» Requirement
Using the data below, copy each line that includes the word "through".

• • •

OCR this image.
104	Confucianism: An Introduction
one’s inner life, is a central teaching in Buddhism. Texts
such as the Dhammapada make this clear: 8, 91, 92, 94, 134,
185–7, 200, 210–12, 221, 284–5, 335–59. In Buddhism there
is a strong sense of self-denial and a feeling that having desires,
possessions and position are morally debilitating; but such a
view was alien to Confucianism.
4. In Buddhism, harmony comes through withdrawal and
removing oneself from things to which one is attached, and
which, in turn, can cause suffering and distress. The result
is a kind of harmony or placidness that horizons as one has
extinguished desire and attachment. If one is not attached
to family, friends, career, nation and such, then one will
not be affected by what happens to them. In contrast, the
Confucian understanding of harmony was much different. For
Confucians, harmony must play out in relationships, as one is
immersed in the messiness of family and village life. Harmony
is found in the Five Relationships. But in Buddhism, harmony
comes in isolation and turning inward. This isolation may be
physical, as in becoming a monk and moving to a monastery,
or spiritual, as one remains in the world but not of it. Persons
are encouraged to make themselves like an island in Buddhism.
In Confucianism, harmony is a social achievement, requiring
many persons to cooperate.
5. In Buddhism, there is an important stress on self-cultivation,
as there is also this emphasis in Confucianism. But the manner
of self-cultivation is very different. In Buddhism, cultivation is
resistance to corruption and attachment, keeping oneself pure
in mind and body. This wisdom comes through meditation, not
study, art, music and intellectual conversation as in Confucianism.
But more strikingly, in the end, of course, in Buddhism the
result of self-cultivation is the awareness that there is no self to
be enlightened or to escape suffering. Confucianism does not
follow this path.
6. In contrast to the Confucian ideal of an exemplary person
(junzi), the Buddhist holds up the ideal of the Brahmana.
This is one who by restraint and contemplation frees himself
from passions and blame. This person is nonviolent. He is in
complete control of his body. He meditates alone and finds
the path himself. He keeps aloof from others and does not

• • •

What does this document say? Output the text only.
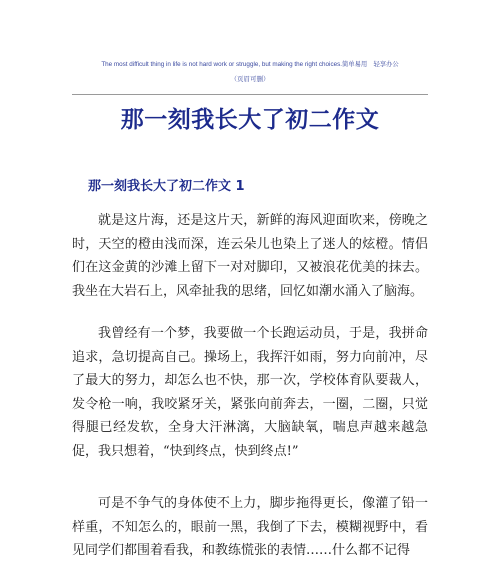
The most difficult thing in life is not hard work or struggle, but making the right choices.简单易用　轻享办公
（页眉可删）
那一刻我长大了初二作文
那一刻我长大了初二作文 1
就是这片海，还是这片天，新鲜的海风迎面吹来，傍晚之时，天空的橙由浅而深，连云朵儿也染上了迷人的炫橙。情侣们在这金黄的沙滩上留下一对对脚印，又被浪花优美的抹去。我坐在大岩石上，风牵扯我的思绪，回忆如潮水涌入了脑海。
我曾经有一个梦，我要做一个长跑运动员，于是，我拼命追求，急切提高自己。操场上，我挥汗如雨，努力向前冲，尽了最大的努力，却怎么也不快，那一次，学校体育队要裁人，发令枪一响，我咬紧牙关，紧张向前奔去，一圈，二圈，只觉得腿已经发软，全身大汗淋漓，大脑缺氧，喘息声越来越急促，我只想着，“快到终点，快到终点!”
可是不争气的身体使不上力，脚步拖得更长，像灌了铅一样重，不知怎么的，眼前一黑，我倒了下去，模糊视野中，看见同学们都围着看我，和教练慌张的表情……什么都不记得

• • •

» Full answer
4. In Buddhism, harmony comes through withdrawal and
in mind and body. This wisdom comes through meditation, not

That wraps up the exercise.